• EXERCISE PROMPT: Look through the data below. Show each line where the string "duration" occurs.

§ §

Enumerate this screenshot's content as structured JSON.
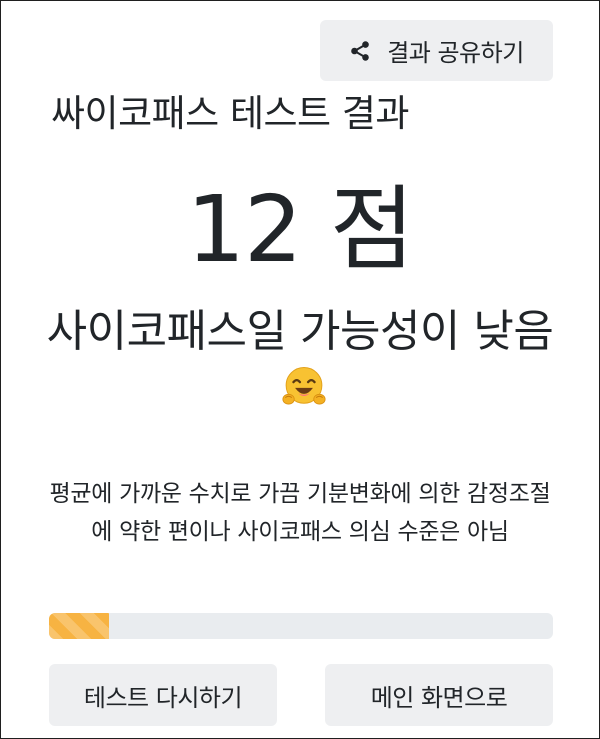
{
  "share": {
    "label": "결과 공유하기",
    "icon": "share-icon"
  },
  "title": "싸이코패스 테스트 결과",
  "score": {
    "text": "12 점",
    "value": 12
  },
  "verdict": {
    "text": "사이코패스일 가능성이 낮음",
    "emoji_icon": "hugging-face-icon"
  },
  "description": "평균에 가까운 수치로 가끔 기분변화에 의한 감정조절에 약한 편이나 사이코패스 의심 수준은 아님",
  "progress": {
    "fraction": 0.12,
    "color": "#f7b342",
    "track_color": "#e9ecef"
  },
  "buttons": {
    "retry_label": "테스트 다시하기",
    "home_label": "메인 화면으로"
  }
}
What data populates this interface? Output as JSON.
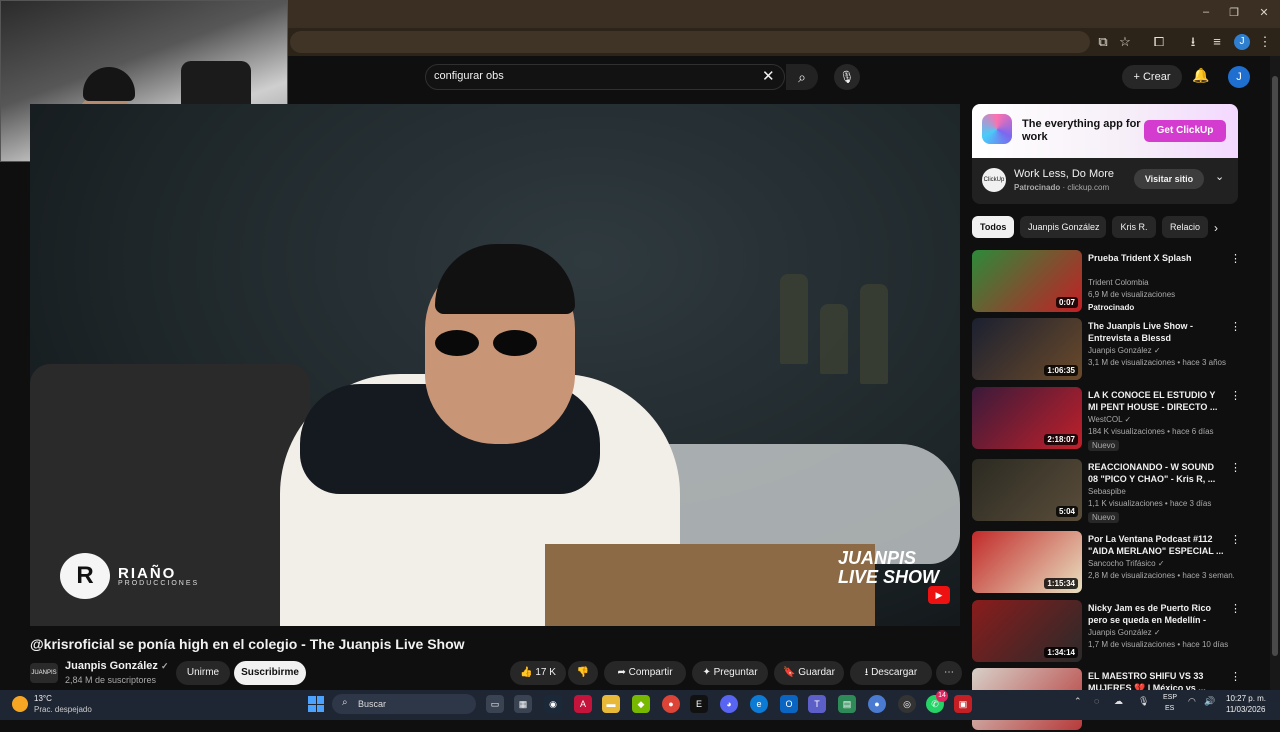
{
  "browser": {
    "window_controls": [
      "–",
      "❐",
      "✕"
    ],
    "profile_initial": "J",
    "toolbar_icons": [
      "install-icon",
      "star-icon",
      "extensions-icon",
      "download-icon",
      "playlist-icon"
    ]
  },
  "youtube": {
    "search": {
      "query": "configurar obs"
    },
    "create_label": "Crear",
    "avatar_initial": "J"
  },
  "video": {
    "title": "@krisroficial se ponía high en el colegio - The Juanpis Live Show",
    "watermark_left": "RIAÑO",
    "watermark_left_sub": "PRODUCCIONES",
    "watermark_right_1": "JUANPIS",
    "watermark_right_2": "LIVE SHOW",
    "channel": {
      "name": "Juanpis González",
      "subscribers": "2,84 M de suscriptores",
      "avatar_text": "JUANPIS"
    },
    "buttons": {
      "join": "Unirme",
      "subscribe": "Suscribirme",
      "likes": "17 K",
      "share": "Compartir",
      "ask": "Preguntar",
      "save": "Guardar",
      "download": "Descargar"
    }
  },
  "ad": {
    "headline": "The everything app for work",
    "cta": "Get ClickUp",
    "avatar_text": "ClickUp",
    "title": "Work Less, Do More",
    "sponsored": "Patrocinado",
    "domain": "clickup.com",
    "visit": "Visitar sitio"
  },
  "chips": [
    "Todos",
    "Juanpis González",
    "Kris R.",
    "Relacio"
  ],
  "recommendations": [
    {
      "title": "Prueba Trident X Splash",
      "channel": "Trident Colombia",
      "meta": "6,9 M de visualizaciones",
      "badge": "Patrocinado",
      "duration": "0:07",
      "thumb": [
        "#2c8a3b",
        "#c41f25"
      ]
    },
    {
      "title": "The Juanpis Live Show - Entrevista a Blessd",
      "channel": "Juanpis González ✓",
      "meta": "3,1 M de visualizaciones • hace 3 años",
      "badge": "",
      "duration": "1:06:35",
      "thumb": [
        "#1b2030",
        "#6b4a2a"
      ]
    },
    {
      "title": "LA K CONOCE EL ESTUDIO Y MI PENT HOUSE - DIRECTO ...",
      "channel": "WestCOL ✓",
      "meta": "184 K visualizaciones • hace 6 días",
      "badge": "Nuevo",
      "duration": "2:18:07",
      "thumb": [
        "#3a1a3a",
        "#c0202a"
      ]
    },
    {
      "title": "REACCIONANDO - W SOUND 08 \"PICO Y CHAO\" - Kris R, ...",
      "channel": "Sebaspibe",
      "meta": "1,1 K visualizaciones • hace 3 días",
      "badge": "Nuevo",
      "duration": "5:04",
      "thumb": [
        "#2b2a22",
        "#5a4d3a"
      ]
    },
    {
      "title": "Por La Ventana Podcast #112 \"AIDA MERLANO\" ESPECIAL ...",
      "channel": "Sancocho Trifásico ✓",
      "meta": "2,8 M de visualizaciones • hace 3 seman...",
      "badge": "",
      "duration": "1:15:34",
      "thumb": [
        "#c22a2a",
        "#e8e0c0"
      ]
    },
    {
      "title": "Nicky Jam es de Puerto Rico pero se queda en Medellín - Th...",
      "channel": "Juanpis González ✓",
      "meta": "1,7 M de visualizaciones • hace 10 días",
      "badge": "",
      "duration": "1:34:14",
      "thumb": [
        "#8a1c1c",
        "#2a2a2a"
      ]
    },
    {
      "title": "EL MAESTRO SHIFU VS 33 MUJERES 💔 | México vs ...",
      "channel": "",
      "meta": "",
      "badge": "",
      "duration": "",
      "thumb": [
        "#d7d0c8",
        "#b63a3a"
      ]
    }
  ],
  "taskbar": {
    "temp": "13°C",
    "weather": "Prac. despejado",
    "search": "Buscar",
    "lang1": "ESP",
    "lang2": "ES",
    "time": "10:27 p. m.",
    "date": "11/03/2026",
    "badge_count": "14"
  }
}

§ §

• ANSWER FOR THIS EXERCISE:
      "duration": "0:07",
      "duration": "1:06:35",
      "duration": "2:18:07",
      "duration": "5:04",
      "duration": "1:15:34",
      "duration": "1:34:14",
      "duration": "",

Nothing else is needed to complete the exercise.